**Raw records**
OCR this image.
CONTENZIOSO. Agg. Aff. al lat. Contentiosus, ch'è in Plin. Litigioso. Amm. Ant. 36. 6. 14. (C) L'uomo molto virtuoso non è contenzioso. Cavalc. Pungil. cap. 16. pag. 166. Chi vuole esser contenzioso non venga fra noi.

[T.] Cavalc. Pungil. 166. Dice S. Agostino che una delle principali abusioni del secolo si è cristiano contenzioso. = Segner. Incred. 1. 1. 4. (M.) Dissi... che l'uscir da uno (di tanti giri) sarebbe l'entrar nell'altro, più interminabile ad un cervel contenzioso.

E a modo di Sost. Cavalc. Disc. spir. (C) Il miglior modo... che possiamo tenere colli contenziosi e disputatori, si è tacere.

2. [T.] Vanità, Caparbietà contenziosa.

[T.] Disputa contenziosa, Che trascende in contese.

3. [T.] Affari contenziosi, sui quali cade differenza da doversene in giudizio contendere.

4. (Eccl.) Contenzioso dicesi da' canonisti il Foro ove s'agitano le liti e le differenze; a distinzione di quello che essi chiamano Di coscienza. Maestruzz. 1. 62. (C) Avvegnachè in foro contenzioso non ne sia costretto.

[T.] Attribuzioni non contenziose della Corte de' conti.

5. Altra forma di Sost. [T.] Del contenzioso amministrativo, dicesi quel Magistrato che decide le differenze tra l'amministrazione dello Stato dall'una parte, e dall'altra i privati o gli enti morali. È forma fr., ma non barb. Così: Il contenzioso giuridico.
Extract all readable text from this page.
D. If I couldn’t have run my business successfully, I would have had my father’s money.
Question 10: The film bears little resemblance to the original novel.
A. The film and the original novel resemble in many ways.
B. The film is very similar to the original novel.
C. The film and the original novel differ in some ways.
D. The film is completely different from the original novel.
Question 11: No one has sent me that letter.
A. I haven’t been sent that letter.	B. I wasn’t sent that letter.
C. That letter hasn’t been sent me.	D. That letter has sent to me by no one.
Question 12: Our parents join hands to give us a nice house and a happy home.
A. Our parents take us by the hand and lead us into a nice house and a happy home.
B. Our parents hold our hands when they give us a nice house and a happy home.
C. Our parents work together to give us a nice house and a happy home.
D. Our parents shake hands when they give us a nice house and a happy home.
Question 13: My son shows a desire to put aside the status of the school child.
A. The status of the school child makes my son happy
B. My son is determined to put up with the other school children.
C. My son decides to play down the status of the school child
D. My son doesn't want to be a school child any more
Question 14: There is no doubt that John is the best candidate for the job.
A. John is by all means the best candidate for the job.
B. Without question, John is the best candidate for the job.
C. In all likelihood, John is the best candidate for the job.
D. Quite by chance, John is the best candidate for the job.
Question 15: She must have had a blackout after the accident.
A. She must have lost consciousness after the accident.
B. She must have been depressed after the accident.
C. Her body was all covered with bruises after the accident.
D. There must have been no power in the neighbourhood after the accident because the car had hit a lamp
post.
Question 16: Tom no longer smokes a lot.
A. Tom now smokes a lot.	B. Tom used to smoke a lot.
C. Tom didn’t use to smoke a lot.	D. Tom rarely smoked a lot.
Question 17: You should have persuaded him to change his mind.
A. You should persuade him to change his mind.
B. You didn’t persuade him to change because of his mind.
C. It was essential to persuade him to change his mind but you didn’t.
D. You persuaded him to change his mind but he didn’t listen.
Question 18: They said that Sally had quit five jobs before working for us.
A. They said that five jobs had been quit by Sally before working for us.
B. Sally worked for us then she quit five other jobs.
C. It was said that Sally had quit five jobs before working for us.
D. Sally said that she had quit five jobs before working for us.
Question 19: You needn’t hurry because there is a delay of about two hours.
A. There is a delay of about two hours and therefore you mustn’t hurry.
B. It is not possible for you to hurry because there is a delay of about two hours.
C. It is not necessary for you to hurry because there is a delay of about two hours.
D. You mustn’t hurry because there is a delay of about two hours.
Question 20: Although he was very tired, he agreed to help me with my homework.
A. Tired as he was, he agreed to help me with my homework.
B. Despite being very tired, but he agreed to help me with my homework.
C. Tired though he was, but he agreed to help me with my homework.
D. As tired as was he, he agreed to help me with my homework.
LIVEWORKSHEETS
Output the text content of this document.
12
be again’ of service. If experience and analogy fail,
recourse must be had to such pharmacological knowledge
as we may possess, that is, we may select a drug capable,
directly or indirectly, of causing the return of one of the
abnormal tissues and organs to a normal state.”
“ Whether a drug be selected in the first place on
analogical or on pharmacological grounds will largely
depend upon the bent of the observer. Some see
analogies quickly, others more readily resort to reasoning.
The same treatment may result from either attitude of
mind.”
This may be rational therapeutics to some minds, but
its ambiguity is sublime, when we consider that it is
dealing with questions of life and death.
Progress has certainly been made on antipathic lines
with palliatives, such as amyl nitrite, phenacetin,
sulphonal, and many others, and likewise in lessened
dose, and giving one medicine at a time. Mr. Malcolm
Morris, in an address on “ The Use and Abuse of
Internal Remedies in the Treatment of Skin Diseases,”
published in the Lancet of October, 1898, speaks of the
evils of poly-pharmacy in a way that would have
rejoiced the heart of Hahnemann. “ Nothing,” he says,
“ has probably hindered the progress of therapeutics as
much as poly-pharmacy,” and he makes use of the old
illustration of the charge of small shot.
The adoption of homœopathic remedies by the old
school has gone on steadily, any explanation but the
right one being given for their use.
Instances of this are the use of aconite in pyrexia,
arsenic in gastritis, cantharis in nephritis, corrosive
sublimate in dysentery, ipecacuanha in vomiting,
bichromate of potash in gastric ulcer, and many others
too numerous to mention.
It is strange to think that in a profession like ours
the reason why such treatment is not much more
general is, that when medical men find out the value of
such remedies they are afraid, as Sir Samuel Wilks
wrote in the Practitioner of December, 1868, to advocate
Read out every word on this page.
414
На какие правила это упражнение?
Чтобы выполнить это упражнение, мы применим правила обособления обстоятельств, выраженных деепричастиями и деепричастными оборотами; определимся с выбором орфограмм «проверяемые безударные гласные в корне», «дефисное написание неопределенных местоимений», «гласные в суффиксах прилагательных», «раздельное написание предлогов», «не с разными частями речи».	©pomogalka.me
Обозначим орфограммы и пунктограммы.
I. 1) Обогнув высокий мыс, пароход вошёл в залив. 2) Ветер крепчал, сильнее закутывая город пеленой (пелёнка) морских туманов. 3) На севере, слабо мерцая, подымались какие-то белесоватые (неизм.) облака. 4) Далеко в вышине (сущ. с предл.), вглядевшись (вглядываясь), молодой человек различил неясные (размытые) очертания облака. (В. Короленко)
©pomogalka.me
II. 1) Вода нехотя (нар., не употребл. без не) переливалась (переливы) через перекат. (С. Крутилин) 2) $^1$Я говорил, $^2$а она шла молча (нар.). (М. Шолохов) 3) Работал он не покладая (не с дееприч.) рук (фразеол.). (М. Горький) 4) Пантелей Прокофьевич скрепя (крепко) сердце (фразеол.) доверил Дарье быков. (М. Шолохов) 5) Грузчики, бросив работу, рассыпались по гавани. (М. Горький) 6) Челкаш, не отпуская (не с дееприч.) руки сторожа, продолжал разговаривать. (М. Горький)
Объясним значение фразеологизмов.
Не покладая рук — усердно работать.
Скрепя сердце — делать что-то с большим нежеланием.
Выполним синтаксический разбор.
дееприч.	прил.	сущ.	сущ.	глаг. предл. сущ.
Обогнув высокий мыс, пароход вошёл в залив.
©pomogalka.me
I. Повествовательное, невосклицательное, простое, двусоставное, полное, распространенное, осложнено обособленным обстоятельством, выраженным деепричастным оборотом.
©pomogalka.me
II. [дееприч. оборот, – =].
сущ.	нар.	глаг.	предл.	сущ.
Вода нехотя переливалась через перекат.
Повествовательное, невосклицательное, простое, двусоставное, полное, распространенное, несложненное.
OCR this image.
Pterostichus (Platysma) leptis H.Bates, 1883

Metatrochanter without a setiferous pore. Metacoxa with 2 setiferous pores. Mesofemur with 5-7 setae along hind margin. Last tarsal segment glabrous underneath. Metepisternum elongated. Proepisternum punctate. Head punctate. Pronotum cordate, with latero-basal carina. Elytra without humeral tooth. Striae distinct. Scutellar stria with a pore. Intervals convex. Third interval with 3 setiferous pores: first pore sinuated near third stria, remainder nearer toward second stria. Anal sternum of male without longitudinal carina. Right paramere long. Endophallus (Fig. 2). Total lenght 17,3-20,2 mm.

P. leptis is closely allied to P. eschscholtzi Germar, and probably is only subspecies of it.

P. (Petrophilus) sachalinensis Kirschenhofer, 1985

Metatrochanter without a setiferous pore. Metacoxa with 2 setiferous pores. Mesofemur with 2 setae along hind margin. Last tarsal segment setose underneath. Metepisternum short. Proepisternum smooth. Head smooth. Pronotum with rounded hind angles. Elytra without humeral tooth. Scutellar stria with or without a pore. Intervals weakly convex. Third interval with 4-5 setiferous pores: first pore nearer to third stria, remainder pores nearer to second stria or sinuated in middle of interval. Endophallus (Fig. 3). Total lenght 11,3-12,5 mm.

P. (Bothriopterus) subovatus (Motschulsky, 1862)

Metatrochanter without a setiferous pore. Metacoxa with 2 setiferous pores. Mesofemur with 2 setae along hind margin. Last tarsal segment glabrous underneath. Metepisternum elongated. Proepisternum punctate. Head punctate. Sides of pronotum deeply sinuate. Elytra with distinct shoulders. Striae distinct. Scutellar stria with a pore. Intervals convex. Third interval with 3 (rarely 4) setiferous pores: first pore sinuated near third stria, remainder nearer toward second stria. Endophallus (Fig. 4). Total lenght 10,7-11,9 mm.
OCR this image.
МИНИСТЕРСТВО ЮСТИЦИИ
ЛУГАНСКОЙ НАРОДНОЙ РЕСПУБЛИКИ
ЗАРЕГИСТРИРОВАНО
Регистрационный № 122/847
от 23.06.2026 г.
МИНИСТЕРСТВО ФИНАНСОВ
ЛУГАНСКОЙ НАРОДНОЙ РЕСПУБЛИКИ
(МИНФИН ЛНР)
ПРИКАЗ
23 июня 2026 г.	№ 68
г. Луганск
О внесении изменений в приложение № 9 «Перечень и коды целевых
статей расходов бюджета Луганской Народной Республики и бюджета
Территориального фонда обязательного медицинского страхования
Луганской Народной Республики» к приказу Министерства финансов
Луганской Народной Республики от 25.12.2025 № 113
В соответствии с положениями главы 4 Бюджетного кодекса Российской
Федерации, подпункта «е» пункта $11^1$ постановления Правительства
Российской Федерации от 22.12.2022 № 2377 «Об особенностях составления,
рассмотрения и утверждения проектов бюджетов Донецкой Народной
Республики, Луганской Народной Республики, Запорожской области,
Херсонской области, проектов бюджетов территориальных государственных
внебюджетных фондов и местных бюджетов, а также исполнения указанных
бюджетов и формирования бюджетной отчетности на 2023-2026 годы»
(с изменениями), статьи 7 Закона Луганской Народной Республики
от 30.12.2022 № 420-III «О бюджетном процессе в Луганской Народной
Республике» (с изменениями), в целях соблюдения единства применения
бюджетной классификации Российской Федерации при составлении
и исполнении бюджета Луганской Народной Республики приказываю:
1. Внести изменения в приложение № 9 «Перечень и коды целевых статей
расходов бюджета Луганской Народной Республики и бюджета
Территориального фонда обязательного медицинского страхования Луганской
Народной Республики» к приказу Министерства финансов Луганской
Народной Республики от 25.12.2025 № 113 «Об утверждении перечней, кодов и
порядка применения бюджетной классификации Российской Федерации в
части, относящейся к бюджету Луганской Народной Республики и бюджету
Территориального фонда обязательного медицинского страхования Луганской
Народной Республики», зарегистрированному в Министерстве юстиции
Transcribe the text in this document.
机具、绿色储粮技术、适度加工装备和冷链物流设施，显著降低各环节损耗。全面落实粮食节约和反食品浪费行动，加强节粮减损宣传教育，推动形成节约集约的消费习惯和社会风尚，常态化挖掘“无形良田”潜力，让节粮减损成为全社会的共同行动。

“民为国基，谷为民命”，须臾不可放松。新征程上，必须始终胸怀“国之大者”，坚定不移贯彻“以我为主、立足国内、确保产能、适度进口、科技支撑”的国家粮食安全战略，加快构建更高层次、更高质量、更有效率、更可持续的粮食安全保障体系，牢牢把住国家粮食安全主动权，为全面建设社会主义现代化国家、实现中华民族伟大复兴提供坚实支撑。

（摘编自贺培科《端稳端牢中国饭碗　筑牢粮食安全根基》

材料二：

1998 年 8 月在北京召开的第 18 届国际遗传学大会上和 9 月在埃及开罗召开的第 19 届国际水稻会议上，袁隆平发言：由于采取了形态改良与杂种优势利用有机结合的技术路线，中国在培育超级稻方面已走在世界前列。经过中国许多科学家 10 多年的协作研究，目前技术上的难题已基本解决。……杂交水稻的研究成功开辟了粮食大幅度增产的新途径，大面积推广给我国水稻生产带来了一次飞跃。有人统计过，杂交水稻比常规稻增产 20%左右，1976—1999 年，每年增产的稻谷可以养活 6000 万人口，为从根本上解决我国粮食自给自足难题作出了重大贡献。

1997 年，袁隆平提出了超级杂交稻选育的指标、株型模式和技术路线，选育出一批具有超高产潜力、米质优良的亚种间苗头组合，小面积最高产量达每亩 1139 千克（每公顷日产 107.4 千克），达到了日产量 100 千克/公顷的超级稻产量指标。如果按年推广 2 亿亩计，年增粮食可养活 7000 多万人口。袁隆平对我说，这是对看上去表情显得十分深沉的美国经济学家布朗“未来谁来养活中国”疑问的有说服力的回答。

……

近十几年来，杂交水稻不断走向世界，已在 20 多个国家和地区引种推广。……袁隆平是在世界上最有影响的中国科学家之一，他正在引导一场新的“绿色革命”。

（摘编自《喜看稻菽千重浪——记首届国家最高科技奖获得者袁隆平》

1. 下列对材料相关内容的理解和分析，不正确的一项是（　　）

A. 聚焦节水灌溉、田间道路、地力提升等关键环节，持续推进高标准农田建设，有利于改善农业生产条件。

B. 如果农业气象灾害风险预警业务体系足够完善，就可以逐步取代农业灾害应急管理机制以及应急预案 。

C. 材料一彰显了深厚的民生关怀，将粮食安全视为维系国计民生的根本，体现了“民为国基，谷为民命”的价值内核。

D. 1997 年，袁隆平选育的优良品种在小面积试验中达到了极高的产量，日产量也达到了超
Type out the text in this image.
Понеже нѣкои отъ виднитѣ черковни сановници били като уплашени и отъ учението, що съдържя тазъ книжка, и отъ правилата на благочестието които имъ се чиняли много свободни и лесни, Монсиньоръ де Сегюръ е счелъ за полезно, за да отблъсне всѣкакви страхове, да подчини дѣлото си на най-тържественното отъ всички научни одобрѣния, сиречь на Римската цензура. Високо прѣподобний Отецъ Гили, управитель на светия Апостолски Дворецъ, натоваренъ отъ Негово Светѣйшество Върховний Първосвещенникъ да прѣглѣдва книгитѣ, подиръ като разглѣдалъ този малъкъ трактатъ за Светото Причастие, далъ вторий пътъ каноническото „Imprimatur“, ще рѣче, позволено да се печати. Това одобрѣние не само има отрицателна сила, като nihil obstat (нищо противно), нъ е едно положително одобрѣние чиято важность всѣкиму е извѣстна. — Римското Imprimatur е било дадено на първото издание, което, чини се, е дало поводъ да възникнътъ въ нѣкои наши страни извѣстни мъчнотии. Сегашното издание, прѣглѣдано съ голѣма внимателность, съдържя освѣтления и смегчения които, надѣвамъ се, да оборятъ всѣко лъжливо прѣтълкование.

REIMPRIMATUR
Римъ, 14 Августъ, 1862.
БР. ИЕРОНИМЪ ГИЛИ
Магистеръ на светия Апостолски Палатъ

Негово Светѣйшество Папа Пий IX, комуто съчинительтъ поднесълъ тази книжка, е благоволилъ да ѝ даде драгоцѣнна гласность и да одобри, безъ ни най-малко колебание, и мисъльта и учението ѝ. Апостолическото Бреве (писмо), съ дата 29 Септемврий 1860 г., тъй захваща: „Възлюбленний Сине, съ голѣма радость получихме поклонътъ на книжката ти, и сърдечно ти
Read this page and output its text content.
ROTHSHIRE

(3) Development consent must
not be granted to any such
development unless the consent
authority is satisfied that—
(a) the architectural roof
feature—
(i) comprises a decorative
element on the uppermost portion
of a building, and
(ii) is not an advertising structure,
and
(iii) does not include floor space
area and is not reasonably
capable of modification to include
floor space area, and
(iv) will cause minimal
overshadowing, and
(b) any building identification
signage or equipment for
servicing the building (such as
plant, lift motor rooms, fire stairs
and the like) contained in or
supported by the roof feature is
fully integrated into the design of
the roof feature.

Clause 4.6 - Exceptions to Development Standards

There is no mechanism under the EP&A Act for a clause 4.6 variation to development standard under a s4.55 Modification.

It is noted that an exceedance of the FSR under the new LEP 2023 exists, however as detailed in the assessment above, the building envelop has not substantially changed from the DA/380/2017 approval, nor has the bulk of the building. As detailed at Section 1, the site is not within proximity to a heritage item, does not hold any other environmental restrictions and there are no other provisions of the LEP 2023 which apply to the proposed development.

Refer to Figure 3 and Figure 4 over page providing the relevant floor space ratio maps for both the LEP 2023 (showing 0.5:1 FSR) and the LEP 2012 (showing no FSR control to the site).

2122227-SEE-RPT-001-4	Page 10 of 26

**INSTRUCTION**
Gather up every line in the data above that contains the word "расходов", copying each one.

**ANSWER TO THIS TASK**
статей расходов бюджета Луганской Народной Республики и бюджета
расходов бюджета Луганской Народной Республики и бюджета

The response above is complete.